• [Exercise task]: Using the entries that follow, collect the lines where the word "JSON" appears.

• [Record list]:
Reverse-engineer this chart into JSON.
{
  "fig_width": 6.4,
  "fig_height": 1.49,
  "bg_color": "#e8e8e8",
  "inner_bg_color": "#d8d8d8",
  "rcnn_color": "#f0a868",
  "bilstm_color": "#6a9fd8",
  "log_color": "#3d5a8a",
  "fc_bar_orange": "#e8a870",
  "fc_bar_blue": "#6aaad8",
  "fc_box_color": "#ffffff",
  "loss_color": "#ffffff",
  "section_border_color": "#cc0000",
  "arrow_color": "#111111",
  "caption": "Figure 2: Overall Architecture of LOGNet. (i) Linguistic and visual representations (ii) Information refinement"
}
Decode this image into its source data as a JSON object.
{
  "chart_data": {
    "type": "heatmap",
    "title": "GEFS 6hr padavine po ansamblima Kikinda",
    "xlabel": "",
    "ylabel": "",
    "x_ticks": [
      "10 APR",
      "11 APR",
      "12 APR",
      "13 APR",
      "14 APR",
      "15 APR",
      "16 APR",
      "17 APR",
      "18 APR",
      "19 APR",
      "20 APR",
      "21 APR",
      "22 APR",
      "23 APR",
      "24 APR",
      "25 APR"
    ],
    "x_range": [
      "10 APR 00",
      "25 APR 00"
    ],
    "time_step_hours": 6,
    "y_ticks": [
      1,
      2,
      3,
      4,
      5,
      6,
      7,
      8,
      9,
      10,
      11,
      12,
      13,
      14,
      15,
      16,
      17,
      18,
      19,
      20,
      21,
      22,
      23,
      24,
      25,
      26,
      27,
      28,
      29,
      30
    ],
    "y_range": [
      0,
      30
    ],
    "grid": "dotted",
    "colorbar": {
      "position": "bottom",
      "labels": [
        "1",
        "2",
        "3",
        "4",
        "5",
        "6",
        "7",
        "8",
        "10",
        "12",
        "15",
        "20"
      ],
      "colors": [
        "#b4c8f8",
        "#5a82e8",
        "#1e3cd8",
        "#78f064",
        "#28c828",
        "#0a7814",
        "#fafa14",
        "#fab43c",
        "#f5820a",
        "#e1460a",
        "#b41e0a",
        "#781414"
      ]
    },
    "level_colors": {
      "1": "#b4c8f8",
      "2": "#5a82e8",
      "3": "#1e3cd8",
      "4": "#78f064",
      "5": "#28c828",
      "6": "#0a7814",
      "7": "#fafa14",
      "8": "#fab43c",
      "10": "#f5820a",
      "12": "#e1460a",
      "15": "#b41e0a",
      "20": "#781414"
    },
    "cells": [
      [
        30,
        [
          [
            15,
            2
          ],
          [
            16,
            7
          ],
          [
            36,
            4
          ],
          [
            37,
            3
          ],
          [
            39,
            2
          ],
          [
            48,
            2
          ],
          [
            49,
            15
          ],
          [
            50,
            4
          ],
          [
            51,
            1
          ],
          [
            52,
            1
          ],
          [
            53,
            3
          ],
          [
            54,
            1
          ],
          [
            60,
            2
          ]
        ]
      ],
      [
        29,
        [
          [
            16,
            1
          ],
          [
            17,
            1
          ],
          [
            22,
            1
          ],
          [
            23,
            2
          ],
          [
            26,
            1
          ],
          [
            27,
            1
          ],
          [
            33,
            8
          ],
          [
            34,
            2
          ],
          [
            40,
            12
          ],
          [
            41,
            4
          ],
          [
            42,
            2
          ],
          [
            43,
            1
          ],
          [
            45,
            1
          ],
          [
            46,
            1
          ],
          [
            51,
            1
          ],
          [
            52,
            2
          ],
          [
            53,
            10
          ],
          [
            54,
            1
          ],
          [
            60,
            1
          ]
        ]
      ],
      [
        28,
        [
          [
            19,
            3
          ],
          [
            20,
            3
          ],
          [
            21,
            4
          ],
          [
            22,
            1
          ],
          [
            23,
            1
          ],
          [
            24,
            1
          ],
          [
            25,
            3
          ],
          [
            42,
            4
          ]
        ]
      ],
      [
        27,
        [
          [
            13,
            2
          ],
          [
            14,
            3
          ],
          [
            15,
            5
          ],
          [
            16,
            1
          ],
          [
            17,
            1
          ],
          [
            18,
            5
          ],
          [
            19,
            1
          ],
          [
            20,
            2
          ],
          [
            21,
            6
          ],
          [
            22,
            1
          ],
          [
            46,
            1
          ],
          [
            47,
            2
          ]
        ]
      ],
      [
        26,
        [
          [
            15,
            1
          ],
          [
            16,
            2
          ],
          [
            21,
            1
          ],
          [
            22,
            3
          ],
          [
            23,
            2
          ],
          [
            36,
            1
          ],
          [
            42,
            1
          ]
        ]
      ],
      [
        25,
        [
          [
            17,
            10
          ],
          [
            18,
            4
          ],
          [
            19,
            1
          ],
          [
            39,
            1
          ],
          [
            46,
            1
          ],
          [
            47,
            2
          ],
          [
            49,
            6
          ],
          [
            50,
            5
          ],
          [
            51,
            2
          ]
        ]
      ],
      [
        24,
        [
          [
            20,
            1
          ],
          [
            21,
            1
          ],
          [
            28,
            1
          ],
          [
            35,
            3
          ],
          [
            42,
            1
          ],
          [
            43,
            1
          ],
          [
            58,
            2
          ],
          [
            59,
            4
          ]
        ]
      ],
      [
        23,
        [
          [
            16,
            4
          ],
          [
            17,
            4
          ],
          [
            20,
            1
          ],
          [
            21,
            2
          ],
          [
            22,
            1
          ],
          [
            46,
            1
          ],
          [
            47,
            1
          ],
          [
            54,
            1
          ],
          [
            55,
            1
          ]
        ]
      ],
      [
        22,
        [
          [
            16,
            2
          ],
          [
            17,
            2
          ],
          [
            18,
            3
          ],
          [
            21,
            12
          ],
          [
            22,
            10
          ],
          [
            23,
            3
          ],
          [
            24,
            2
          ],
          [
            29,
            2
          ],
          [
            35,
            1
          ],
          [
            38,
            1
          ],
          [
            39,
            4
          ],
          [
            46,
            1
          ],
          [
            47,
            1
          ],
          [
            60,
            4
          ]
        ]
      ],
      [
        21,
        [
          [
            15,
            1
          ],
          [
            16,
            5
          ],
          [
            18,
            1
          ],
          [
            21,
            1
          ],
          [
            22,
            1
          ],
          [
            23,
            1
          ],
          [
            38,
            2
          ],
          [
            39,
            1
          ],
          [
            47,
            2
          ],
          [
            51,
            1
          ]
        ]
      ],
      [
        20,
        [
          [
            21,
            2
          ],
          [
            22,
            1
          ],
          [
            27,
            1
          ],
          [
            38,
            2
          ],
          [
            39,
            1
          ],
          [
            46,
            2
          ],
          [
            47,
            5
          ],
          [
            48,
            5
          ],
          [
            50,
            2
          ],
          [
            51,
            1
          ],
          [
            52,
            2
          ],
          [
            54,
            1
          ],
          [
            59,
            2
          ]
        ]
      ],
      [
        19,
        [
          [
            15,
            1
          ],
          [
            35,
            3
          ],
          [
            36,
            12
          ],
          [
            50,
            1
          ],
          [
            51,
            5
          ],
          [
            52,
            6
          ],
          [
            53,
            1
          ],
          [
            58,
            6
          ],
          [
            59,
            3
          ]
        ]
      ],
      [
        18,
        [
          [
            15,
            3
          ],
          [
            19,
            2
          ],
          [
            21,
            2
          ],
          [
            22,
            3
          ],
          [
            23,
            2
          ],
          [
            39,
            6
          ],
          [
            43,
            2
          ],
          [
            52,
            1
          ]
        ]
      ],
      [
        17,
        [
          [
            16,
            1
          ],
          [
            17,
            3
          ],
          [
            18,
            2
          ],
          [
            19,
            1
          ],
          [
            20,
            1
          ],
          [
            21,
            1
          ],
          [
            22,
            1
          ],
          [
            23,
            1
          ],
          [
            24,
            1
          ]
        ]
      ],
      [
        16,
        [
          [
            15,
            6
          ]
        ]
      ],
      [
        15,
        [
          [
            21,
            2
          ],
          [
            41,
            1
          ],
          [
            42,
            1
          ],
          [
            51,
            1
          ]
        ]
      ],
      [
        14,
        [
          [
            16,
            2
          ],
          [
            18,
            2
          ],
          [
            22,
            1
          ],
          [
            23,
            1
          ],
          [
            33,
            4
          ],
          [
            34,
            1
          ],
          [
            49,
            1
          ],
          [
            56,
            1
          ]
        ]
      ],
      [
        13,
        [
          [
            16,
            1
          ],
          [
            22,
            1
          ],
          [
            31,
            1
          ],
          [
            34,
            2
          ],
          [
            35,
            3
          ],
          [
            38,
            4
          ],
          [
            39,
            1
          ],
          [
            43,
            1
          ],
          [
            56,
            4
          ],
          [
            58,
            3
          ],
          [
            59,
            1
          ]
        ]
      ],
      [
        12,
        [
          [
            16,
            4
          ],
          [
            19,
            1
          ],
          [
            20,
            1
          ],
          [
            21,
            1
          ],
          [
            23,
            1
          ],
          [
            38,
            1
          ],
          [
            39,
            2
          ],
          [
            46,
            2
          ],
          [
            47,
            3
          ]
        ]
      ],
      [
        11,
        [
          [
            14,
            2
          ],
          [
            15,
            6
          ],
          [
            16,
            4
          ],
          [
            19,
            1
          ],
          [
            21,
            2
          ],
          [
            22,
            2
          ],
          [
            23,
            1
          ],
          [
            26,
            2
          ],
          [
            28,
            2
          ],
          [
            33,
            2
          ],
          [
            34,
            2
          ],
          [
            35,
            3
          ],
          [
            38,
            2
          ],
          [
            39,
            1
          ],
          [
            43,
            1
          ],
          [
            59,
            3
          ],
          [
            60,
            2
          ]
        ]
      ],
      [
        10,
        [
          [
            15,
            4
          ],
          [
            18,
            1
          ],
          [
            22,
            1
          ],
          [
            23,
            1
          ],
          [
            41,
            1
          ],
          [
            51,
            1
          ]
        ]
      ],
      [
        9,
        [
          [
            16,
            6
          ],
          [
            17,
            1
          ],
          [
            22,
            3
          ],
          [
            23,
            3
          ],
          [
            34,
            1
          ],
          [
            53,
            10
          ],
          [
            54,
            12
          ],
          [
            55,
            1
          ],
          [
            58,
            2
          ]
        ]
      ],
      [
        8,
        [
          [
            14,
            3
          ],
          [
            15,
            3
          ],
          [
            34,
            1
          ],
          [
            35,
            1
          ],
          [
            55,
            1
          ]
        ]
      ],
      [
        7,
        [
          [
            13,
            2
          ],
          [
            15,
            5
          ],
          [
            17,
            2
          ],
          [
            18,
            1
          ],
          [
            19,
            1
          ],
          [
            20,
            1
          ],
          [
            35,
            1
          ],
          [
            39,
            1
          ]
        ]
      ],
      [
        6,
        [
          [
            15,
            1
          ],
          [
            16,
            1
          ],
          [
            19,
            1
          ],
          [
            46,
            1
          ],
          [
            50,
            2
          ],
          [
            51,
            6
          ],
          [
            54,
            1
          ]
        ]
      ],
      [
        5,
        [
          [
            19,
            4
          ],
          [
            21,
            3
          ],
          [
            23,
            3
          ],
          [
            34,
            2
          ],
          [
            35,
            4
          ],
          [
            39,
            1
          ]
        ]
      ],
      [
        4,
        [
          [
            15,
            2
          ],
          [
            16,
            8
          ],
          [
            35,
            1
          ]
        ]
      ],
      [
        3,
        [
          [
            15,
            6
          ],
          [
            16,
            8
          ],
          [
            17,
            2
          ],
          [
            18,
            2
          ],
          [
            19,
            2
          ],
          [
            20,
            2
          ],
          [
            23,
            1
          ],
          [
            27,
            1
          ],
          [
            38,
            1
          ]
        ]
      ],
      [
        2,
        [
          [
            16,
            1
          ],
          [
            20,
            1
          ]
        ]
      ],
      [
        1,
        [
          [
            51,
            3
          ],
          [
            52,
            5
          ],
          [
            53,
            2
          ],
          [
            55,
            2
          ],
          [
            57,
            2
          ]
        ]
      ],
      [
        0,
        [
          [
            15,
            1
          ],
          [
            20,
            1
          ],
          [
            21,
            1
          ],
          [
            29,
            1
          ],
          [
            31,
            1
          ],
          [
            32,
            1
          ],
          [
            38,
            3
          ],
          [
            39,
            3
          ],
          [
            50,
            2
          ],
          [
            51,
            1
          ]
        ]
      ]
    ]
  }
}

• [Answer]:
Reverse-engineer this chart into JSON.
Decode this image into its source data as a JSON object.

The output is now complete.